Exercises =
**a)** Answer these questions using the document-scanning competition description:
(i) What two problems will participants have to face?
(ii) What challenges will the documents themselves exhibit?
(iii) What extra information will be provided with the input sequence of images?
**b)** Write a continuation of the document-scanning competition description, beginning right after its last line.

Passage shown =
-=-=-=-=-
Goal
For this competition, each participant will have to create a method which enables to scan a document in video mode, and reconstruct a high-quality image as if the document was captured using a perfect scanner. Participants will be exposed to realistic input data captured by hand from multiple users using various devices. Furthermore, documents will exhibit various challenges as large size, reflective surfaces, text and graphic content. Finally, capture conditions will also be challenging with blurry frames, indoor and outdoor captures, various illumination conditions (both direction and intensity), and variable motions (to try to remove highlights, to “dig” into details by bringing the document closer, etc.).
Participants will therefore have to face both a stitching problem and a restoration problem.
To ensure the problem is tractable and results can be evaluated, some extra information will be provided with the input sequence of images:
- the target resolution and the shape of the image to produce;
- and the coordinates of the region of interest on the first or a separate frame.
-=-=-=-=-
[Data listing]
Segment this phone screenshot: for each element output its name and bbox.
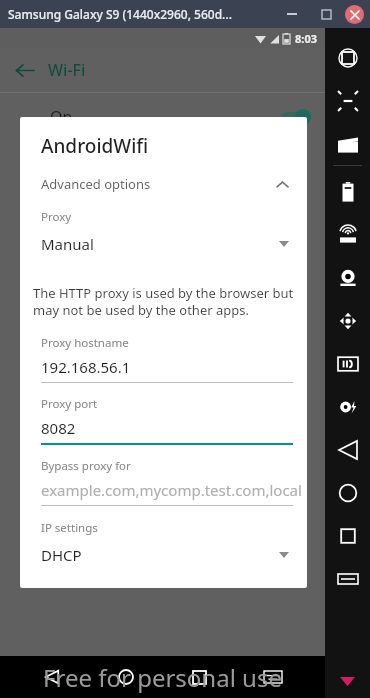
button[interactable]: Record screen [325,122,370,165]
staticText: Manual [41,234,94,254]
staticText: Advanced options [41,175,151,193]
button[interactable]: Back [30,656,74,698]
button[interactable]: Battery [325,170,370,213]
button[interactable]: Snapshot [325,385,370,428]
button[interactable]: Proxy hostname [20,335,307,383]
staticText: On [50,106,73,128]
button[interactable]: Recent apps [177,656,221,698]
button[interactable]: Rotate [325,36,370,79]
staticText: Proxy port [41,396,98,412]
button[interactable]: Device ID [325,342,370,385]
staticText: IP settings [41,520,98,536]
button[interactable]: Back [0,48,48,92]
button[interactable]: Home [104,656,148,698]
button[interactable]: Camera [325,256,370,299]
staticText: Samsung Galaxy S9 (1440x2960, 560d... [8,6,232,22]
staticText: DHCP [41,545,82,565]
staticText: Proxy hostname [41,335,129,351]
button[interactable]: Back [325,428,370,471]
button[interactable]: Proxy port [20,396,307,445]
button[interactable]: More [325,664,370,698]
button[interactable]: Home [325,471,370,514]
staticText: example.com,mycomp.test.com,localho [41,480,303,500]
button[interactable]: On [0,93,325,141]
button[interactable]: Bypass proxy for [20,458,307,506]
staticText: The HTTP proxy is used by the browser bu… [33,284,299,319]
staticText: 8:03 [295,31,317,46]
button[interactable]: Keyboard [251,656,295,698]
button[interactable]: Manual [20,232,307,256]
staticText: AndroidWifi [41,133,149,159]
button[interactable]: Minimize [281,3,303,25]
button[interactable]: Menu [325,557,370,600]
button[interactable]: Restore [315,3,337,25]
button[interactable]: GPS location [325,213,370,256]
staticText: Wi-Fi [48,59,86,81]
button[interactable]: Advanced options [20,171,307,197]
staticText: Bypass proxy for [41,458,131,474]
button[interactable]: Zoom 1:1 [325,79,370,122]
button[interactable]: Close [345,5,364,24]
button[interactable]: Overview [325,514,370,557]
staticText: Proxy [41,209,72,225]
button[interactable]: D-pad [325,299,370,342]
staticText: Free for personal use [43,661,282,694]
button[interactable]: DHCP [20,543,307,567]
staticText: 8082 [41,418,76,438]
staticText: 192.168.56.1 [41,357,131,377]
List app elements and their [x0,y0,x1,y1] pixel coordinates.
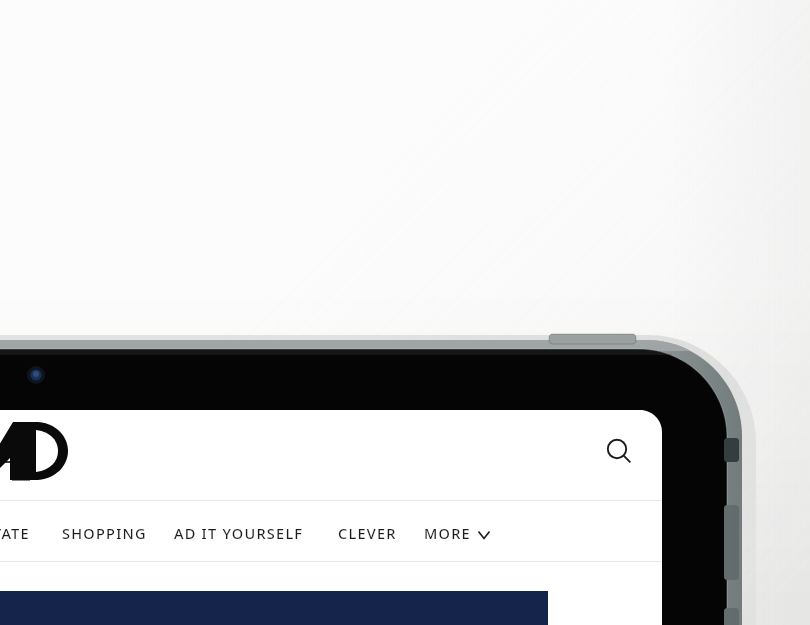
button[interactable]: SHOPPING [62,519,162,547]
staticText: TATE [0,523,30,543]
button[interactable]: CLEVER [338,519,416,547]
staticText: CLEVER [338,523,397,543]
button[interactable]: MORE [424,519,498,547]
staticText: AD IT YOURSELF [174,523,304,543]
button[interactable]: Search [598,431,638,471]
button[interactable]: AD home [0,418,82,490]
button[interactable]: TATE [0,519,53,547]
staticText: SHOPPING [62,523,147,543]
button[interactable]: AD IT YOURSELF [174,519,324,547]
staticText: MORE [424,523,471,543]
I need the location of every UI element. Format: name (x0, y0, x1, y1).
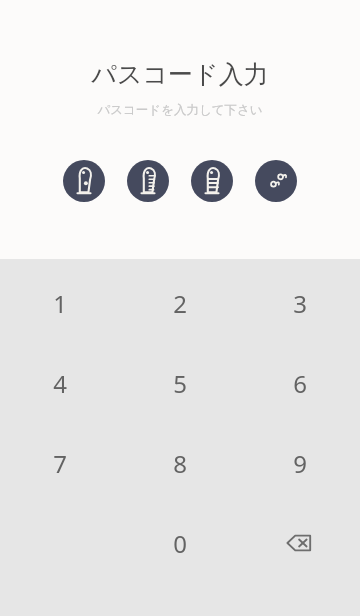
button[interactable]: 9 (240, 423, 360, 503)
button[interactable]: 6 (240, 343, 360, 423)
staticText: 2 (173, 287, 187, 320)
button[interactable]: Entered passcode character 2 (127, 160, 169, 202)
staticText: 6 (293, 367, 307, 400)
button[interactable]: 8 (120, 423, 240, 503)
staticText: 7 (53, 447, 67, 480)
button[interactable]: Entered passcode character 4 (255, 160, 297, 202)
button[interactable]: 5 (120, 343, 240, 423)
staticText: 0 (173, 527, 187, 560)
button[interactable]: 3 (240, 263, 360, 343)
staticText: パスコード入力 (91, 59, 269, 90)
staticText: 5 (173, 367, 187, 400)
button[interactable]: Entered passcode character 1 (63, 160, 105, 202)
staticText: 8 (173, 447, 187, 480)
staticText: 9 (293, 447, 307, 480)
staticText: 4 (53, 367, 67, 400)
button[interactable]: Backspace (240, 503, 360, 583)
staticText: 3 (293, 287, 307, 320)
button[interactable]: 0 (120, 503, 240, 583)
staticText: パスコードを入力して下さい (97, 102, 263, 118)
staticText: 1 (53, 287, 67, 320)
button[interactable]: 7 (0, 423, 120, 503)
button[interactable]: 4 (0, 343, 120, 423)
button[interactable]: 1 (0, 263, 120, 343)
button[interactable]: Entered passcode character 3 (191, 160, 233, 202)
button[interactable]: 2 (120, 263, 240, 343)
-=-=-=-=-
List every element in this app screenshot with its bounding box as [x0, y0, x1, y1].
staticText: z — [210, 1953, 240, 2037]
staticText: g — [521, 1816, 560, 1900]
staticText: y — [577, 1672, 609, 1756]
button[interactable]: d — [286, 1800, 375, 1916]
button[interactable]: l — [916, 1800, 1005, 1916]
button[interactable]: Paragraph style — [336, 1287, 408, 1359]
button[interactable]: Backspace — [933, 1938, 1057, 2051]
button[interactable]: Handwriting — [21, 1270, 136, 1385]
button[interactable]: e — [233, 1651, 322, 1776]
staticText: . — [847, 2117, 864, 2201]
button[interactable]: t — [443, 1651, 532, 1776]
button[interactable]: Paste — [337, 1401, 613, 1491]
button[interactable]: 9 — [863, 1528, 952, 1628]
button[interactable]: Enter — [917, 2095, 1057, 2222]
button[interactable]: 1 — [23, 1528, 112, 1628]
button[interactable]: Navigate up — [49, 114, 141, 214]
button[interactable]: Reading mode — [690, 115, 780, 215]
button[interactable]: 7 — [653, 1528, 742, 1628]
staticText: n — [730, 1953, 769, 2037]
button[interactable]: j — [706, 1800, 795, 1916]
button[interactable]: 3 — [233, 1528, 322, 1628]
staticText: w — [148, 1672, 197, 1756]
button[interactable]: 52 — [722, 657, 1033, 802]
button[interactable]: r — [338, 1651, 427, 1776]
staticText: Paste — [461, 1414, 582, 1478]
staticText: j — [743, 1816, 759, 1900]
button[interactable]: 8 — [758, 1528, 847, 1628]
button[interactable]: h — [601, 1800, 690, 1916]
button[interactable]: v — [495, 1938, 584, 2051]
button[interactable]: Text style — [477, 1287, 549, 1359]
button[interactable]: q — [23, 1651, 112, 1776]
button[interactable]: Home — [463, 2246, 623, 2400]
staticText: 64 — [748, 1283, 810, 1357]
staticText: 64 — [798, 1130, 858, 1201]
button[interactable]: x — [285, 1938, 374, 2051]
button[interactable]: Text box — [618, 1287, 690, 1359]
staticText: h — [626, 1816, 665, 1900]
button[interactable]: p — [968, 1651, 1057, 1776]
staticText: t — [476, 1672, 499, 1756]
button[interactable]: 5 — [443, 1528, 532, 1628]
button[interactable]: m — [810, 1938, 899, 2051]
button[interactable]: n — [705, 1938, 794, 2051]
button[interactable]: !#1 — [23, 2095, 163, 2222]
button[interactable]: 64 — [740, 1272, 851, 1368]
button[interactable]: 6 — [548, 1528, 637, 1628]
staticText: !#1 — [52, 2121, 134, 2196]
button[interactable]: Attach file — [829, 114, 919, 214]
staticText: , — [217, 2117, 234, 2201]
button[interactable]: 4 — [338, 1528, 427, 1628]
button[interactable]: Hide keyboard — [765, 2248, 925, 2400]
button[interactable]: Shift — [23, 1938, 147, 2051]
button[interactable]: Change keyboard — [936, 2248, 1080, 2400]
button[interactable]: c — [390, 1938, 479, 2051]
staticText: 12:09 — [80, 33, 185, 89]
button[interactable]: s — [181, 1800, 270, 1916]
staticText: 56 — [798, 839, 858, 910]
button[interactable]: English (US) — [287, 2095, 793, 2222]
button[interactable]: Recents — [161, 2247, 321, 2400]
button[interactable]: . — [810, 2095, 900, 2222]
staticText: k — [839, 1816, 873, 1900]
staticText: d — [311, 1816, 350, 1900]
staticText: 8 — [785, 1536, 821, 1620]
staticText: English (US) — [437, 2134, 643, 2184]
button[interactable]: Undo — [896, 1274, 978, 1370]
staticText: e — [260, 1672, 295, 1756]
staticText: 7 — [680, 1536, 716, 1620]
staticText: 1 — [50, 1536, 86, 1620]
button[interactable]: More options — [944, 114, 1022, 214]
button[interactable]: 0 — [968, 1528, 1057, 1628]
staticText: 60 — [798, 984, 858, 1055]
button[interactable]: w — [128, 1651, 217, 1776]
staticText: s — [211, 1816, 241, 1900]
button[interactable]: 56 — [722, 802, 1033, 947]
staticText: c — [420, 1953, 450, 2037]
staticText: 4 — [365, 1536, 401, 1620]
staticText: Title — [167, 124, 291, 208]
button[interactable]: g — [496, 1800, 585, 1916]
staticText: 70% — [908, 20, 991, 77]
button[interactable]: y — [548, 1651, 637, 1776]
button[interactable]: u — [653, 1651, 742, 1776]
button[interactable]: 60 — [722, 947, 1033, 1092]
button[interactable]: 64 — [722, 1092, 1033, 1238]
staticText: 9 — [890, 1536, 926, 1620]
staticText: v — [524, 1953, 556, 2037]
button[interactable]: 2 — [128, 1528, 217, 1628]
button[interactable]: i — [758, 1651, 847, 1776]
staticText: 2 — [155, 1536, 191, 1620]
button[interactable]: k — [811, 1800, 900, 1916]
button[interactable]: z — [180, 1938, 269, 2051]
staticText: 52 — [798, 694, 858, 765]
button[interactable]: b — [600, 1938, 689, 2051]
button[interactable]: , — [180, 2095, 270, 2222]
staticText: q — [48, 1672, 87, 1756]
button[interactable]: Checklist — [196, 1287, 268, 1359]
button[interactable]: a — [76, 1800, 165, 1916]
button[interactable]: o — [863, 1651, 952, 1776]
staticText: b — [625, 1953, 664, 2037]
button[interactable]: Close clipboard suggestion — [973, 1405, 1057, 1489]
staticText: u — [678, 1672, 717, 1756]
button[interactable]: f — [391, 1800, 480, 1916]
-=-=-=-=-
Answers =
**a)**
(i) A stitching problem and a restoration problem.
(ii) Large size, reflective surfaces, and text and graphic content.
(iii) The target resolution and the shape of the image to produce, and the coordinates of the region of interest on the first or a separate frame.

**b)**
This tasks will be evaluated while keeping in mind that the goal of such process should be to capture and archive clear and readable image for humans. OCR and other automated processing should also be performed on such images, but in order to keep evaluation simple, we want to focus on readability improvement and chose metrics accordingly, among standard ones.
Input specification
Data to process will be organized as a set of acquisition samples. Each input sample will consist of:
- A sequence of images containing all or a part of the document to capture. This sequence will be a video in the MP4 format, at variable resolution (depending on the device) without sound, with low compression, at approximately 25 FPS and with a duration between 4 and 15 seconds. This will represent between 80 and 400 frames to process. Frames can be blurry, have occlusions and highlights, and contain only a fragment of the document.
- The precise coordinates and labels (top-right, top-left, etc.) of the corners of the rectangular and planar document to restore, either in the first frame or in a later on where the document is mostly visible and mostly sharp. This frame and the related coordinates will be provided separately in PNG format for the image, and JSON format for the coordinates.
- The target resolution and shape of the image to produce, ie the width and height in pixels of the canvas to paint with a high resolution and defect-less version of the area described by the previous coordinates.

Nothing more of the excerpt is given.